# Start of DATA SECTION

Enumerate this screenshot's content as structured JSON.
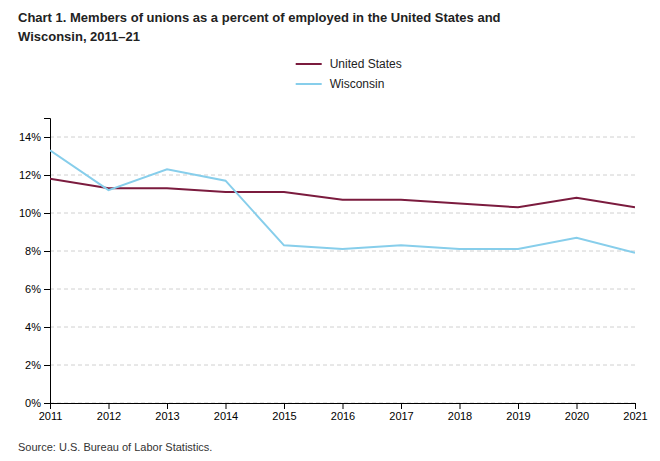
{
  "chart_data": {
    "type": "line",
    "title": "Chart 1. Members of unions as a percent of employed in the United States and\nWisconsin, 2011–21",
    "annotations": [
      "Source: U.S. Bureau of Labor Statistics."
    ],
    "x": [
      2011,
      2012,
      2013,
      2014,
      2015,
      2016,
      2017,
      2018,
      2019,
      2020,
      2021
    ],
    "series": [
      {
        "name": "United States",
        "color": "#7B1B3E",
        "values": [
          11.8,
          11.3,
          11.3,
          11.1,
          11.1,
          10.7,
          10.7,
          10.5,
          10.3,
          10.8,
          10.3
        ]
      },
      {
        "name": "Wisconsin",
        "color": "#87CEEB",
        "values": [
          13.3,
          11.2,
          12.3,
          11.7,
          8.3,
          8.1,
          8.3,
          8.1,
          8.1,
          8.7,
          7.9
        ]
      }
    ],
    "xlim": [
      2011,
      2021
    ],
    "xticks": [
      2011,
      2012,
      2013,
      2014,
      2015,
      2016,
      2017,
      2018,
      2019,
      2020,
      2021
    ],
    "ylim": [
      0,
      15
    ],
    "yticks": [
      {
        "value": 0,
        "label": "0%"
      },
      {
        "value": 2,
        "label": "2%"
      },
      {
        "value": 4,
        "label": "4%"
      },
      {
        "value": 6,
        "label": "6%"
      },
      {
        "value": 8,
        "label": "8%"
      },
      {
        "value": 10,
        "label": "10%"
      },
      {
        "value": 12,
        "label": "12%"
      },
      {
        "value": 14,
        "label": "14%"
      }
    ],
    "grid": "y",
    "legend": "top"
  }
}
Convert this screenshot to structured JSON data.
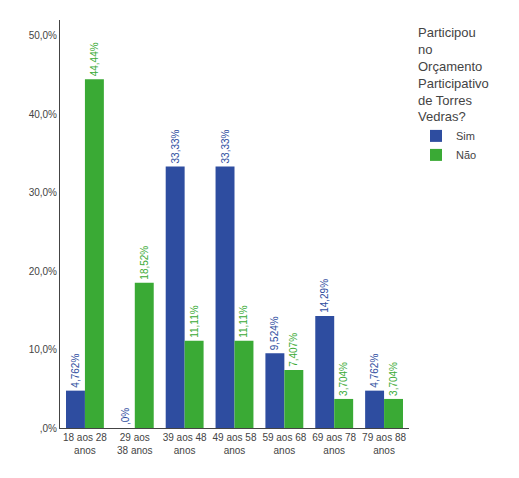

# End of DATA SECTION

*STATED EXERCISE*: Transcribe every line in the entries above, taking out only the images.

*TASK SOLUTION*:
Enumerate this screenshot's content as structured JSON.
{
  "chart_data": {
    "type": "line",
    "title": "Chart 1. Members of unions as a percent of employed in the United States and\nWisconsin, 2011–21",
    "annotations": [
      "Source: U.S. Bureau of Labor Statistics."
    ],
    "x": [
      2011,
      2012,
      2013,
      2014,
      2015,
      2016,
      2017,
      2018,
      2019,
      2020,
      2021
    ],
    "series": [
      {
        "name": "United States",
        "color": "#7B1B3E",
        "values": [
          11.8,
          11.3,
          11.3,
          11.1,
          11.1,
          10.7,
          10.7,
          10.5,
          10.3,
          10.8,
          10.3
        ]
      },
      {
        "name": "Wisconsin",
        "color": "#87CEEB",
        "values": [
          13.3,
          11.2,
          12.3,
          11.7,
          8.3,
          8.1,
          8.3,
          8.1,
          8.1,
          8.7,
          7.9
        ]
      }
    ],
    "xlim": [
      2011,
      2021
    ],
    "xticks": [
      2011,
      2012,
      2013,
      2014,
      2015,
      2016,
      2017,
      2018,
      2019,
      2020,
      2021
    ],
    "ylim": [
      0,
      15
    ],
    "yticks": [
      {
        "value": 0,
        "label": "0%"
      },
      {
        "value": 2,
        "label": "2%"
      },
      {
        "value": 4,
        "label": "4%"
      },
      {
        "value": 6,
        "label": "6%"
      },
      {
        "value": 8,
        "label": "8%"
      },
      {
        "value": 10,
        "label": "10%"
      },
      {
        "value": 12,
        "label": "12%"
      },
      {
        "value": 14,
        "label": "14%"
      }
    ],
    "grid": "y",
    "legend": "top"
  }
}
Convert this screenshot to structured JSON data.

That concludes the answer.